WORK TO DO:
Extract the data exactly, missing nothing.

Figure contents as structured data
▽

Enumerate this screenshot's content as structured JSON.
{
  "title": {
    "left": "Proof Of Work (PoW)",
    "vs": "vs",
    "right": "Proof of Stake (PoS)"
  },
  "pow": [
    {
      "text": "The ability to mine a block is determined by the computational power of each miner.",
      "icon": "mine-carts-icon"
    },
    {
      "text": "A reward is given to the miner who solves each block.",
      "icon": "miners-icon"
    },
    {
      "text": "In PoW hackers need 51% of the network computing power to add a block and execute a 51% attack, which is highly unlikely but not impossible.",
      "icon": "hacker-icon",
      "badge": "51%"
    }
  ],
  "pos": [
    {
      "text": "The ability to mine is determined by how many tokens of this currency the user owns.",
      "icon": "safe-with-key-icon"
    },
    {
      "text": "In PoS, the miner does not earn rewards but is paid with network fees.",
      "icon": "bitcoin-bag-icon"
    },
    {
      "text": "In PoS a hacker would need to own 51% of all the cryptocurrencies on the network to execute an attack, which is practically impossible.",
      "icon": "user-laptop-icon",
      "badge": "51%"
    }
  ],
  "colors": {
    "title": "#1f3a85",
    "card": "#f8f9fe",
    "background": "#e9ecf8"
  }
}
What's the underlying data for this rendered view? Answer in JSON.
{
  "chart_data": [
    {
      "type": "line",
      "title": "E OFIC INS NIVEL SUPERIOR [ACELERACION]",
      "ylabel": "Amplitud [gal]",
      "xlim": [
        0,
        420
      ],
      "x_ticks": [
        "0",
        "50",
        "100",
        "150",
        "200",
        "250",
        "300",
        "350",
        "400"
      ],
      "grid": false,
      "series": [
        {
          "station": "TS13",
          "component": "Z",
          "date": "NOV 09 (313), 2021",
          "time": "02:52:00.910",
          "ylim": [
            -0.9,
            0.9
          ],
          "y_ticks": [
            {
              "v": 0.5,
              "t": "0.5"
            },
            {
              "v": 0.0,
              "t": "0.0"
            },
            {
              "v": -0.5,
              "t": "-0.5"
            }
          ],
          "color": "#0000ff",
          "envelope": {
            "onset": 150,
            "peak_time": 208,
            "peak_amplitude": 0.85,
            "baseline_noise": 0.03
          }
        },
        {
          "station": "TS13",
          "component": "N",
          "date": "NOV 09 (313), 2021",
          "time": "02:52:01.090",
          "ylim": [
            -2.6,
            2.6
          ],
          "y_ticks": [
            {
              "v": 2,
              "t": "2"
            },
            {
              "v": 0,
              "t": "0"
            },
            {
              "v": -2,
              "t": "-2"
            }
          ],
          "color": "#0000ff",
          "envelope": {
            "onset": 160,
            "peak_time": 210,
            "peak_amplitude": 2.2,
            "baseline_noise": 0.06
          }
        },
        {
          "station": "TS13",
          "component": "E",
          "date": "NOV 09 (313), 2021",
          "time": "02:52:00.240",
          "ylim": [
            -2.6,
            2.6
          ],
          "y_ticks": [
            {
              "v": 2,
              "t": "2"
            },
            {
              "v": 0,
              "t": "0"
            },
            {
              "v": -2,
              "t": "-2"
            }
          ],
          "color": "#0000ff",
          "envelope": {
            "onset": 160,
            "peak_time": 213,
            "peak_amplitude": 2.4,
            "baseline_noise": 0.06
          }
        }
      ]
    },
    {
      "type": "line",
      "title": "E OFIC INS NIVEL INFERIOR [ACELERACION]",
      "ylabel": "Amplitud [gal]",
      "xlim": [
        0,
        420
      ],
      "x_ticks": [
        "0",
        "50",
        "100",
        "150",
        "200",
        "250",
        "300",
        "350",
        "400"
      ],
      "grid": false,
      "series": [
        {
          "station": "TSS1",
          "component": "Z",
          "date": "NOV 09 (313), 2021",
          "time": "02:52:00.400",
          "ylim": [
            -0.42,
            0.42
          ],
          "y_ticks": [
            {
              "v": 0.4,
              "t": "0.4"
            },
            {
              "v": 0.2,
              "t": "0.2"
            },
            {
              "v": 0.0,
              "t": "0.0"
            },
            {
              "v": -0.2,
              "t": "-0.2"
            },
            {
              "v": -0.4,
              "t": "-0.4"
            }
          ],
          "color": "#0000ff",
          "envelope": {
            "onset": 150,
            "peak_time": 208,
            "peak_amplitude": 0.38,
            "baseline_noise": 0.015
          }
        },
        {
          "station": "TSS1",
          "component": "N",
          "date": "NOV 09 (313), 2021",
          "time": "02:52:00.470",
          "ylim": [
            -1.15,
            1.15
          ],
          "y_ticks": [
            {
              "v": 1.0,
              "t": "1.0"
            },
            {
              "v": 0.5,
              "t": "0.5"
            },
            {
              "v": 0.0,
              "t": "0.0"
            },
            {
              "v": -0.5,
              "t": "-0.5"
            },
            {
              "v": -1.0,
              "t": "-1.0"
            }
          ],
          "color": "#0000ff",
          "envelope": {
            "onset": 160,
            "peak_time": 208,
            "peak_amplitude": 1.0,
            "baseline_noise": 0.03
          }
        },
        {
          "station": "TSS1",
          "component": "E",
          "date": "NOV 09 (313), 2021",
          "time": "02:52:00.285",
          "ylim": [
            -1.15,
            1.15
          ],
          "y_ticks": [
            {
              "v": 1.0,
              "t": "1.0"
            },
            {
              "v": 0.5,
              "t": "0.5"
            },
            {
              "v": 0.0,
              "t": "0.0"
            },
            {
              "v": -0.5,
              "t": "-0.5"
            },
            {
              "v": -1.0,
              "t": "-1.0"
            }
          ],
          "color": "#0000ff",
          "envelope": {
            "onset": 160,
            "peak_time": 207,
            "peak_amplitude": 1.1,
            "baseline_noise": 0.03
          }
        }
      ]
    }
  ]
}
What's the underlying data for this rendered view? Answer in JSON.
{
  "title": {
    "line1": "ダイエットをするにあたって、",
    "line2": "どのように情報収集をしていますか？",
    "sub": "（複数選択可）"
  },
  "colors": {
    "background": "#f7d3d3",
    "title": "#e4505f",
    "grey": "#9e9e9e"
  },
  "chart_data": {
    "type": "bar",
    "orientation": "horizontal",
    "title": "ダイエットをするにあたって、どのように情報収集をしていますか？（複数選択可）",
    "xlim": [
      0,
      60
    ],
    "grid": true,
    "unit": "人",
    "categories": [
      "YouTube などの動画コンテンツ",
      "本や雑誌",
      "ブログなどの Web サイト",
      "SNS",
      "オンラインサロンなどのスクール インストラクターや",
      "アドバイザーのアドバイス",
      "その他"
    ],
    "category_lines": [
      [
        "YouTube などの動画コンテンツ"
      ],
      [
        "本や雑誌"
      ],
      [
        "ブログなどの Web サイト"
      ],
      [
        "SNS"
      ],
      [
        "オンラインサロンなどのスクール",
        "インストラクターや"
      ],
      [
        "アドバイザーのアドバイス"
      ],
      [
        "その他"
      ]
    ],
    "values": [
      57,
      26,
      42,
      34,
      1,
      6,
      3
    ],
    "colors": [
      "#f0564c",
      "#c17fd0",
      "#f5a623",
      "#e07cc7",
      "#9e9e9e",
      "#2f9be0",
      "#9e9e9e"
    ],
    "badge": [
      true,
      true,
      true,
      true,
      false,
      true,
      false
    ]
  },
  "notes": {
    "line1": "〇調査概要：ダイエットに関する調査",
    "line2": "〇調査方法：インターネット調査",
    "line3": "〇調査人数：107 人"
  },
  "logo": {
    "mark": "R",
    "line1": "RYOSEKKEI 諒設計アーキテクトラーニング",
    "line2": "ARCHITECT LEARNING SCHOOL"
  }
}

△

WRITTEN RESPONSE:
Enumerate this screenshot's content as structured JSON.
{
  "title": {
    "left": "Proof Of Work (PoW)",
    "vs": "vs",
    "right": "Proof of Stake (PoS)"
  },
  "pow": [
    {
      "text": "The ability to mine a block is determined by the computational power of each miner.",
      "icon": "mine-carts-icon"
    },
    {
      "text": "A reward is given to the miner who solves each block.",
      "icon": "miners-icon"
    },
    {
      "text": "In PoW hackers need 51% of the network computing power to add a block and execute a 51% attack, which is highly unlikely but not impossible.",
      "icon": "hacker-icon",
      "badge": "51%"
    }
  ],
  "pos": [
    {
      "text": "The ability to mine is determined by how many tokens of this currency the user owns.",
      "icon": "safe-with-key-icon"
    },
    {
      "text": "In PoS, the miner does not earn rewards but is paid with network fees.",
      "icon": "bitcoin-bag-icon"
    },
    {
      "text": "In PoS a hacker would need to own 51% of all the cryptocurrencies on the network to execute an attack, which is practically impossible.",
      "icon": "user-laptop-icon",
      "badge": "51%"
    }
  ],
  "colors": {
    "title": "#1f3a85",
    "card": "#f8f9fe",
    "background": "#e9ecf8"
  }
}
What's the underlying data for this rendered view? Answer in JSON.
{
  "chart_data": [
    {
      "type": "line",
      "title": "E OFIC INS NIVEL SUPERIOR [ACELERACION]",
      "ylabel": "Amplitud [gal]",
      "xlim": [
        0,
        420
      ],
      "x_ticks": [
        "0",
        "50",
        "100",
        "150",
        "200",
        "250",
        "300",
        "350",
        "400"
      ],
      "grid": false,
      "series": [
        {
          "station": "TS13",
          "component": "Z",
          "date": "NOV 09 (313), 2021",
          "time": "02:52:00.910",
          "ylim": [
            -0.9,
            0.9
          ],
          "y_ticks": [
            {
              "v": 0.5,
              "t": "0.5"
            },
            {
              "v": 0.0,
              "t": "0.0"
            },
            {
              "v": -0.5,
              "t": "-0.5"
            }
          ],
          "color": "#0000ff",
          "envelope": {
            "onset": 150,
            "peak_time": 208,
            "peak_amplitude": 0.85,
            "baseline_noise": 0.03
          }
        },
        {
          "station": "TS13",
          "component": "N",
          "date": "NOV 09 (313), 2021",
          "time": "02:52:01.090",
          "ylim": [
            -2.6,
            2.6
          ],
          "y_ticks": [
            {
              "v": 2,
              "t": "2"
            },
            {
              "v": 0,
              "t": "0"
            },
            {
              "v": -2,
              "t": "-2"
            }
          ],
          "color": "#0000ff",
          "envelope": {
            "onset": 160,
            "peak_time": 210,
            "peak_amplitude": 2.2,
            "baseline_noise": 0.06
          }
        },
        {
          "station": "TS13",
          "component": "E",
          "date": "NOV 09 (313), 2021",
          "time": "02:52:00.240",
          "ylim": [
            -2.6,
            2.6
          ],
          "y_ticks": [
            {
              "v": 2,
              "t": "2"
            },
            {
              "v": 0,
              "t": "0"
            },
            {
              "v": -2,
              "t": "-2"
            }
          ],
          "color": "#0000ff",
          "envelope": {
            "onset": 160,
            "peak_time": 213,
            "peak_amplitude": 2.4,
            "baseline_noise": 0.06
          }
        }
      ]
    },
    {
      "type": "line",
      "title": "E OFIC INS NIVEL INFERIOR [ACELERACION]",
      "ylabel": "Amplitud [gal]",
      "xlim": [
        0,
        420
      ],
      "x_ticks": [
        "0",
        "50",
        "100",
        "150",
        "200",
        "250",
        "300",
        "350",
        "400"
      ],
      "grid": false,
      "series": [
        {
          "station": "TSS1",
          "component": "Z",
          "date": "NOV 09 (313), 2021",
          "time": "02:52:00.400",
          "ylim": [
            -0.42,
            0.42
          ],
          "y_ticks": [
            {
              "v": 0.4,
              "t": "0.4"
            },
            {
              "v": 0.2,
              "t": "0.2"
            },
            {
              "v": 0.0,
              "t": "0.0"
            },
            {
              "v": -0.2,
              "t": "-0.2"
            },
            {
              "v": -0.4,
              "t": "-0.4"
            }
          ],
          "color": "#0000ff",
          "envelope": {
            "onset": 150,
            "peak_time": 208,
            "peak_amplitude": 0.38,
            "baseline_noise": 0.015
          }
        },
        {
          "station": "TSS1",
          "component": "N",
          "date": "NOV 09 (313), 2021",
          "time": "02:52:00.470",
          "ylim": [
            -1.15,
            1.15
          ],
          "y_ticks": [
            {
              "v": 1.0,
              "t": "1.0"
            },
            {
              "v": 0.5,
              "t": "0.5"
            },
            {
              "v": 0.0,
              "t": "0.0"
            },
            {
              "v": -0.5,
              "t": "-0.5"
            },
            {
              "v": -1.0,
              "t": "-1.0"
            }
          ],
          "color": "#0000ff",
          "envelope": {
            "onset": 160,
            "peak_time": 208,
            "peak_amplitude": 1.0,
            "baseline_noise": 0.03
          }
        },
        {
          "station": "TSS1",
          "component": "E",
          "date": "NOV 09 (313), 2021",
          "time": "02:52:00.285",
          "ylim": [
            -1.15,
            1.15
          ],
          "y_ticks": [
            {
              "v": 1.0,
              "t": "1.0"
            },
            {
              "v": 0.5,
              "t": "0.5"
            },
            {
              "v": 0.0,
              "t": "0.0"
            },
            {
              "v": -0.5,
              "t": "-0.5"
            },
            {
              "v": -1.0,
              "t": "-1.0"
            }
          ],
          "color": "#0000ff",
          "envelope": {
            "onset": 160,
            "peak_time": 207,
            "peak_amplitude": 1.1,
            "baseline_noise": 0.03
          }
        }
      ]
    }
  ]
}
What's the underlying data for this rendered view? Answer in JSON.
{
  "title": {
    "line1": "ダイエットをするにあたって、",
    "line2": "どのように情報収集をしていますか？",
    "sub": "（複数選択可）"
  },
  "colors": {
    "background": "#f7d3d3",
    "title": "#e4505f",
    "grey": "#9e9e9e"
  },
  "chart_data": {
    "type": "bar",
    "orientation": "horizontal",
    "title": "ダイエットをするにあたって、どのように情報収集をしていますか？（複数選択可）",
    "xlim": [
      0,
      60
    ],
    "grid": true,
    "unit": "人",
    "categories": [
      "YouTube などの動画コンテンツ",
      "本や雑誌",
      "ブログなどの Web サイト",
      "SNS",
      "オンラインサロンなどのスクール インストラクターや",
      "アドバイザーのアドバイス",
      "その他"
    ],
    "category_lines": [
      [
        "YouTube などの動画コンテンツ"
      ],
      [
        "本や雑誌"
      ],
      [
        "ブログなどの Web サイト"
      ],
      [
        "SNS"
      ],
      [
        "オンラインサロンなどのスクール",
        "インストラクターや"
      ],
      [
        "アドバイザーのアドバイス"
      ],
      [
        "その他"
      ]
    ],
    "values": [
      57,
      26,
      42,
      34,
      1,
      6,
      3
    ],
    "colors": [
      "#f0564c",
      "#c17fd0",
      "#f5a623",
      "#e07cc7",
      "#9e9e9e",
      "#2f9be0",
      "#9e9e9e"
    ],
    "badge": [
      true,
      true,
      true,
      true,
      false,
      true,
      false
    ]
  },
  "notes": {
    "line1": "〇調査概要：ダイエットに関する調査",
    "line2": "〇調査方法：インターネット調査",
    "line3": "〇調査人数：107 人"
  },
  "logo": {
    "mark": "R",
    "line1": "RYOSEKKEI 諒設計アーキテクトラーニング",
    "line2": "ARCHITECT LEARNING SCHOOL"
  }
}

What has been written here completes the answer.